Data records:
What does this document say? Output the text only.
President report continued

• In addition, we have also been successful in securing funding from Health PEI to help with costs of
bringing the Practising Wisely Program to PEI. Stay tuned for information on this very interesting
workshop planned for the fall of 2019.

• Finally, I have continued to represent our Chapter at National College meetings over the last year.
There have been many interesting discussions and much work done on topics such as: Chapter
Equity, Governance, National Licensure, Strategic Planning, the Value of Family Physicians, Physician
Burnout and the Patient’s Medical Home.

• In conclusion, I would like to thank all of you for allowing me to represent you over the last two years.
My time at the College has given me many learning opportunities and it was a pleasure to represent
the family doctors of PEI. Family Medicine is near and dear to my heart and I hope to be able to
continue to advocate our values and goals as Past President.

PROBLEM STATEMENT> Retype the material in full, character for character.

CORRECT RESULT>
What does this document say? Output the text only.
President report continued

• In addition, we have also been successful in securing funding from Health PEI to help with costs of
bringing the Practising Wisely Program to PEI. Stay tuned for information on this very interesting
workshop planned for the fall of 2019.

• Finally, I have continued to represent our Chapter at National College meetings over the last year.
There have been many interesting discussions and much work done on topics such as: Chapter
Equity, Governance, National Licensure, Strategic Planning, the Value of Family Physicians, Physician
Burnout and the Patient’s Medical Home.

• In conclusion, I would like to thank all of you for allowing me to represent you over the last two years.
My time at the College has given me many learning opportunities and it was a pleasure to represent
the family doctors of PEI. Family Medicine is near and dear to my heart and I hope to be able to
continue to advocate our values and goals as Past President.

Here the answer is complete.